▸ **Objective**
Search the entries below. Return every line that has "Стройснаб" in it.

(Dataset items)
........

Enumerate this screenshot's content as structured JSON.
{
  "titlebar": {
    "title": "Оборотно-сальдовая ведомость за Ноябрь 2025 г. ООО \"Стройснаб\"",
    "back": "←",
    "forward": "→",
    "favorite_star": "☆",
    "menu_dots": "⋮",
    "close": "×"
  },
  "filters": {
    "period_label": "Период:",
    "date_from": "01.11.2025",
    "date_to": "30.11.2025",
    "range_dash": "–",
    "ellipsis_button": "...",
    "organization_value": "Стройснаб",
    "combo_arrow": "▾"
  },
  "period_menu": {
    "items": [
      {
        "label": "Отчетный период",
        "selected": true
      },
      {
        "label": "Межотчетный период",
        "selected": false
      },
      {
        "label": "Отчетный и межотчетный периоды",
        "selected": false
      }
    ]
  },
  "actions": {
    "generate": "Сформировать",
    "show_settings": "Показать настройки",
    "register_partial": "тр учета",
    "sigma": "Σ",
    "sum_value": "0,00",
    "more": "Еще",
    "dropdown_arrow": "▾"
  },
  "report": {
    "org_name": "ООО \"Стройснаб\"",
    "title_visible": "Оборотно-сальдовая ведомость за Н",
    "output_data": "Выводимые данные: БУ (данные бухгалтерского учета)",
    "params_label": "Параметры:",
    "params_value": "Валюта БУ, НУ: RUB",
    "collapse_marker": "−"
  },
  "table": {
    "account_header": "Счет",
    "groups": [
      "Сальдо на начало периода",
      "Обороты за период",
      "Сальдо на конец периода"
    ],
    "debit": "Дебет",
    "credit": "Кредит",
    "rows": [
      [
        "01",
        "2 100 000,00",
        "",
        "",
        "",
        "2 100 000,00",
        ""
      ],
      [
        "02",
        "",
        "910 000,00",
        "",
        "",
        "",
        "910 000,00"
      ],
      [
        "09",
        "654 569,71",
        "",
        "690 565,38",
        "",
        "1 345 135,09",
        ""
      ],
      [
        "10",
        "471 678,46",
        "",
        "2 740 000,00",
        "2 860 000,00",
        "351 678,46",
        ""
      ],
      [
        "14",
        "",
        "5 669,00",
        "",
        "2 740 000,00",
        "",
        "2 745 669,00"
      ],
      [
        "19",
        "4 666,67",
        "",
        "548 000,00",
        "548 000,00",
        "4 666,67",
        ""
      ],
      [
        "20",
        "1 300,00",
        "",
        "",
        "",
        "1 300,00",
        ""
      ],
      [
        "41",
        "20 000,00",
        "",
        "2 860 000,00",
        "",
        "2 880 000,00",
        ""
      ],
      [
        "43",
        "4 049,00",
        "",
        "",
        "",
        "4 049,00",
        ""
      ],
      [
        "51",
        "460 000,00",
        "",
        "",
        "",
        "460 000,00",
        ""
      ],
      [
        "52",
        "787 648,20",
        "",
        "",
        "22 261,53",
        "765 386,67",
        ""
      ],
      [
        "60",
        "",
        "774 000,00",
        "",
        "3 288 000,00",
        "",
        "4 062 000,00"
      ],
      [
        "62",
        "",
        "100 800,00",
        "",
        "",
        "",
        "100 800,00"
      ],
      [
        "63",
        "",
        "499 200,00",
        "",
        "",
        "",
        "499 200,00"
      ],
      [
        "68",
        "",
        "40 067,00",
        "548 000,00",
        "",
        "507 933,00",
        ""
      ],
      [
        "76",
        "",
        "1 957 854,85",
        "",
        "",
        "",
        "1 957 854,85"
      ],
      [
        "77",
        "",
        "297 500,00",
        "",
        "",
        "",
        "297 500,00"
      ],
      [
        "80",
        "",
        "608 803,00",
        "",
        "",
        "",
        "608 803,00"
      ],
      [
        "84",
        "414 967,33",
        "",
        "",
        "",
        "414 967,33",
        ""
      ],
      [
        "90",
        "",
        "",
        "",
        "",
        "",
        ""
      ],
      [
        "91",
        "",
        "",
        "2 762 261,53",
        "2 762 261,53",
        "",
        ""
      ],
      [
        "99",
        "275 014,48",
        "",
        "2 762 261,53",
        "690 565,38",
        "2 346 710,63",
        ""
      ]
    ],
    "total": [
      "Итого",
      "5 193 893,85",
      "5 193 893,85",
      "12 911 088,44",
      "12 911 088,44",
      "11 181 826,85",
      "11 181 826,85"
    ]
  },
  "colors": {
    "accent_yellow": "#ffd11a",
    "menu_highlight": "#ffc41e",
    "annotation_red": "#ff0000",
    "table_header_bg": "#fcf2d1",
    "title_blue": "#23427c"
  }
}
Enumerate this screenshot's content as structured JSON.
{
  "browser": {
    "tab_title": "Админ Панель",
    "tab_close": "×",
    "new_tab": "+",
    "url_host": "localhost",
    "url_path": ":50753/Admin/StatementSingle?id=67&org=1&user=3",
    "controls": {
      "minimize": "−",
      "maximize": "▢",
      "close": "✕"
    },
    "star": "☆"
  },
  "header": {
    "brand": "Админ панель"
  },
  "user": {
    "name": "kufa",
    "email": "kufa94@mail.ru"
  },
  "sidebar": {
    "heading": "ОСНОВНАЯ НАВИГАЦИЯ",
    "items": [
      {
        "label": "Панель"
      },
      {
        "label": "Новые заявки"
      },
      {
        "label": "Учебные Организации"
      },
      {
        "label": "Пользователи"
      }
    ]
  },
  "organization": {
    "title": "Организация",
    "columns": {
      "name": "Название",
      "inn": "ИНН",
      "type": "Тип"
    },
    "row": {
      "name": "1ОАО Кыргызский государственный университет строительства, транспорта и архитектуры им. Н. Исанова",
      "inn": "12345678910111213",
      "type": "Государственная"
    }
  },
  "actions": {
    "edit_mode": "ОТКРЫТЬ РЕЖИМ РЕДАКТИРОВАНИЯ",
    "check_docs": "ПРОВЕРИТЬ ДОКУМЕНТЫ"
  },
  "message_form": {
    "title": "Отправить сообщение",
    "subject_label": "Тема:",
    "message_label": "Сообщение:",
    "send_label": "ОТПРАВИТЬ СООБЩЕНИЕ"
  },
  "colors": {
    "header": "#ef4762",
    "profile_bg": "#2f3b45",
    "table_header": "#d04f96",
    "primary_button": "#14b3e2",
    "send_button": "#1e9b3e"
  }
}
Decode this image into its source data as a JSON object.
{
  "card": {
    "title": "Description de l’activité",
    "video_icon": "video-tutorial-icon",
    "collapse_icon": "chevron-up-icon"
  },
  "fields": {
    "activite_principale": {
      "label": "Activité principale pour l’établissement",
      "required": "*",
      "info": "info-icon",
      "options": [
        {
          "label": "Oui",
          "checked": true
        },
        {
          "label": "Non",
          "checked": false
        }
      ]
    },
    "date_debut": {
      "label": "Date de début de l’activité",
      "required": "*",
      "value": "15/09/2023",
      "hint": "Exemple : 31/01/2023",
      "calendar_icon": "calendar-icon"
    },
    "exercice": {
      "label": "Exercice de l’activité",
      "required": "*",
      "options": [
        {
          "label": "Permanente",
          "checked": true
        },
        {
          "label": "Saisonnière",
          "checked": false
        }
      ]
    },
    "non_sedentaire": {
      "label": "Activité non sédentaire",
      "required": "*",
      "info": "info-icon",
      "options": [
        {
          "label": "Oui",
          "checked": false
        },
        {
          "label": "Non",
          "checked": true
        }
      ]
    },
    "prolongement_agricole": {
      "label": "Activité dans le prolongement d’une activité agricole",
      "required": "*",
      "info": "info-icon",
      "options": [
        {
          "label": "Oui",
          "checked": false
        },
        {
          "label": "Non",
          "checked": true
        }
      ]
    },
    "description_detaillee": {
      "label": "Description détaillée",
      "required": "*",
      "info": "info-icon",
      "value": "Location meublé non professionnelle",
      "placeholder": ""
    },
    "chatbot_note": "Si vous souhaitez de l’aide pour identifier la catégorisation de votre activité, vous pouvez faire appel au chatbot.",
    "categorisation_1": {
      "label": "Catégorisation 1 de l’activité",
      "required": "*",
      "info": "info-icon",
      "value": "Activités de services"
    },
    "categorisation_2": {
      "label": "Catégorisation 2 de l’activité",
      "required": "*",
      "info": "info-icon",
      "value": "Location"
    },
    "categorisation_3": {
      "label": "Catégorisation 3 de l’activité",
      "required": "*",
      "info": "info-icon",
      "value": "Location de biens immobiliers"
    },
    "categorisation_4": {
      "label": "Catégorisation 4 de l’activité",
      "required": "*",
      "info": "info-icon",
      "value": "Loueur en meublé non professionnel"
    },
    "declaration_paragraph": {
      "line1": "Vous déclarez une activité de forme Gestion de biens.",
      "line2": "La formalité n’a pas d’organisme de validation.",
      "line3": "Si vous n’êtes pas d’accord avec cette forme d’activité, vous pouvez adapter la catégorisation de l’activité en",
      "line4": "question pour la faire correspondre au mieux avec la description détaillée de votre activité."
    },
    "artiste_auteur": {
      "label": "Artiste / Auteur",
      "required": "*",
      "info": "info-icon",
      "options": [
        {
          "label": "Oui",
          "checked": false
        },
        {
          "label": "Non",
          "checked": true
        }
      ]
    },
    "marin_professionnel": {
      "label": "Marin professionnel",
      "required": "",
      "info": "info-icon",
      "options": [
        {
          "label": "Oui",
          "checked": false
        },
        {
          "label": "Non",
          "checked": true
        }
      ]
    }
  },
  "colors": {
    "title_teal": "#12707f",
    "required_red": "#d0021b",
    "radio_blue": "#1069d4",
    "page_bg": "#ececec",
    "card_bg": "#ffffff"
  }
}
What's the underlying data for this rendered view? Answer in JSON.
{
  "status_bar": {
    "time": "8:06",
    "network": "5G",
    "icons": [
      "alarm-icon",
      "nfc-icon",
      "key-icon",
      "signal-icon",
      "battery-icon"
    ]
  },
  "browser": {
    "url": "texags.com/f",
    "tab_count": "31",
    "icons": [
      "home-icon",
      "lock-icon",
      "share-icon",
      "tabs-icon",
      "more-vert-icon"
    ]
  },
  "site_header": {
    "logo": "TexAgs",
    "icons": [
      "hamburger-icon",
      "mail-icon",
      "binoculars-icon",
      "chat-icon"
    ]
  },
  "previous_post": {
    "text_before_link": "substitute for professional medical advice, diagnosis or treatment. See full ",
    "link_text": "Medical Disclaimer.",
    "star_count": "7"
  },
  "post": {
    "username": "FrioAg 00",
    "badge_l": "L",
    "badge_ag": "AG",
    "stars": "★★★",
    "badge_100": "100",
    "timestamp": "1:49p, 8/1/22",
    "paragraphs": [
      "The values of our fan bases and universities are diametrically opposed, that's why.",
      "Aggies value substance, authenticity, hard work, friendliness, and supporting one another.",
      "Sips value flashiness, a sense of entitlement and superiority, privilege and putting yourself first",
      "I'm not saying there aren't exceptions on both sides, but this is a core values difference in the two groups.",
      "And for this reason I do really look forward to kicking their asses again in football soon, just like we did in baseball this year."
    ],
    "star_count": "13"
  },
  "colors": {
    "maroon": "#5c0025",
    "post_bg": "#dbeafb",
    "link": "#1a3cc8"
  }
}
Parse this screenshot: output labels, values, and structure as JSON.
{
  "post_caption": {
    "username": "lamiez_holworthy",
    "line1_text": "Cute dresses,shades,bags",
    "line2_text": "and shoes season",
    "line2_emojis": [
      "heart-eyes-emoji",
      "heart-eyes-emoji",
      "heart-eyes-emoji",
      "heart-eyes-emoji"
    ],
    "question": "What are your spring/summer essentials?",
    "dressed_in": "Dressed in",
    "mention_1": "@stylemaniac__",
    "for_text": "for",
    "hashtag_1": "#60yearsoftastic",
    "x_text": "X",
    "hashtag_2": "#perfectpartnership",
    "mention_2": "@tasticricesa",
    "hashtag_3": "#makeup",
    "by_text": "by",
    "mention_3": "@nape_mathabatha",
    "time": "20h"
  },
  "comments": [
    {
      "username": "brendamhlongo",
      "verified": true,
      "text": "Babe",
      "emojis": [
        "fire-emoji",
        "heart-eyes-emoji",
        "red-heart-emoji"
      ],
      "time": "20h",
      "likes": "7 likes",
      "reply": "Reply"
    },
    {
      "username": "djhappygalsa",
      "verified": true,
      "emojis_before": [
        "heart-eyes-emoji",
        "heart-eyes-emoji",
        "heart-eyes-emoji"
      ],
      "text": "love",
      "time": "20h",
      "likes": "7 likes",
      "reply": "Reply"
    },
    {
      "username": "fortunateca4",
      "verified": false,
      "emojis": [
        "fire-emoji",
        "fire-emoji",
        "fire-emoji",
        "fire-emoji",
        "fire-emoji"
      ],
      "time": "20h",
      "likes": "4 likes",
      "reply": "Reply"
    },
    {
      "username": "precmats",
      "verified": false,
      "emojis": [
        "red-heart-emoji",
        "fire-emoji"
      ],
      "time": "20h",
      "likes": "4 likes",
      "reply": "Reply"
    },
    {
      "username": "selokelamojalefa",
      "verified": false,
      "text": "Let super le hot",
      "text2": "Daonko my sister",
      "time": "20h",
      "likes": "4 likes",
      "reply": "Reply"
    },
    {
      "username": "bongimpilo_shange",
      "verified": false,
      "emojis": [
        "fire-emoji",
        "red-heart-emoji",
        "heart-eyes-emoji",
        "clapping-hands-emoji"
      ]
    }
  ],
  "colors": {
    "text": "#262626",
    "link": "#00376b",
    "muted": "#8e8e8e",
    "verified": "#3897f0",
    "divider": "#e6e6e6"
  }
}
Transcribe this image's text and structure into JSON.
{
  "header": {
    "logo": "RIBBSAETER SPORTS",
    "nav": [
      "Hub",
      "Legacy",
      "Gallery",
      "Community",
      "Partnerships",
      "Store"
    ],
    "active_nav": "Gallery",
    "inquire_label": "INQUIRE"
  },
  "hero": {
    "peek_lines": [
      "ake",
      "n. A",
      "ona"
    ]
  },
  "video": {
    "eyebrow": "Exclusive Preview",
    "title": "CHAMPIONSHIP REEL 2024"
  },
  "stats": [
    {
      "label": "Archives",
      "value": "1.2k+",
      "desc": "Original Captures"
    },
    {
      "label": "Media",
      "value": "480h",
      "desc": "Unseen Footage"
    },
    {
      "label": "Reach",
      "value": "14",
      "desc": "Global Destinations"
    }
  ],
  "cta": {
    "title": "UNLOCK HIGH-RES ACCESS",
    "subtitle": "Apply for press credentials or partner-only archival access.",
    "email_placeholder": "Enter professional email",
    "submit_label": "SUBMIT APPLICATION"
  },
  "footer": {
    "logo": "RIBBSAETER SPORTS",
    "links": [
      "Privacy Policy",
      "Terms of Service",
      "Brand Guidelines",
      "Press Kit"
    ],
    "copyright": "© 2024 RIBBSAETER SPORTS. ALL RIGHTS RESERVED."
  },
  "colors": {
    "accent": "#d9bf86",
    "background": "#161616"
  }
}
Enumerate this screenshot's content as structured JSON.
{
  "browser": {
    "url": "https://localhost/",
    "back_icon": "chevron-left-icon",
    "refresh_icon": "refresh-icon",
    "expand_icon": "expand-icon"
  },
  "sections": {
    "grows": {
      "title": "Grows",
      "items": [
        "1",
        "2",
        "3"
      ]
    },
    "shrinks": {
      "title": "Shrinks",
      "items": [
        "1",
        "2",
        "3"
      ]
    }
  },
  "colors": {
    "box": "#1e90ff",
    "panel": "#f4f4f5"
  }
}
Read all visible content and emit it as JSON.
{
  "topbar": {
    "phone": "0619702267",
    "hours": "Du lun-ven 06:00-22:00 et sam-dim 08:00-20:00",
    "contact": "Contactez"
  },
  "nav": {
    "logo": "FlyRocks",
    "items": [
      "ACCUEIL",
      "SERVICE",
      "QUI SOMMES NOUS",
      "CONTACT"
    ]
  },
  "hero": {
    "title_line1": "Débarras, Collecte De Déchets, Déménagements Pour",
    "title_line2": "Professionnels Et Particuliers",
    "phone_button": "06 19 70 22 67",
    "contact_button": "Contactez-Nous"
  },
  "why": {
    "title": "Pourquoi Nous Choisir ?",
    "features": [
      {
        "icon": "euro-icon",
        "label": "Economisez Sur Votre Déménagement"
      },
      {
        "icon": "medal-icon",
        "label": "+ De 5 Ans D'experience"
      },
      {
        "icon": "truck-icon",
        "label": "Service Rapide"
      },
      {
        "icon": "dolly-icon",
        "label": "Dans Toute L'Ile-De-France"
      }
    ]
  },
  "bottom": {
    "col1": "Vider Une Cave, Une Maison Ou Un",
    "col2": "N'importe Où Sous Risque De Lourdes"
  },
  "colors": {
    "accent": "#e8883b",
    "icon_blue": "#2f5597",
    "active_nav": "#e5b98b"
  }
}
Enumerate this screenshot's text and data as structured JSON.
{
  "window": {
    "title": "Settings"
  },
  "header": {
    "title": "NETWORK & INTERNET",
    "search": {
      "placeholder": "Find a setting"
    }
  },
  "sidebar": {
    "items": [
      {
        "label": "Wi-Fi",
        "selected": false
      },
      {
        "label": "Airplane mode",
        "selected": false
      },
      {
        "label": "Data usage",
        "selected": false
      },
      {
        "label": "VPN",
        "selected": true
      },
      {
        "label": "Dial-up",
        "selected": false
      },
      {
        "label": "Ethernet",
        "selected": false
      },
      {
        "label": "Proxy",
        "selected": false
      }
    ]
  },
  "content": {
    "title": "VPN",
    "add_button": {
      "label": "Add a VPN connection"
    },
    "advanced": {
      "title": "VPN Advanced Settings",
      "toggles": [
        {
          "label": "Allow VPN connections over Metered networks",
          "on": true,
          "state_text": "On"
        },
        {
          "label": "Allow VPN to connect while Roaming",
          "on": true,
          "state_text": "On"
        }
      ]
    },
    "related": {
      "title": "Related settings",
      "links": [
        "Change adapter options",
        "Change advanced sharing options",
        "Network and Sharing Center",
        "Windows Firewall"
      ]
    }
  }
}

........

▸ **Written response**
    "title": "Оборотно-сальдовая ведомость за Ноябрь 2025 г. ООО \"Стройснаб\"",
    "organization_value": "Стройснаб",
    "org_name": "ООО \"Стройснаб\"",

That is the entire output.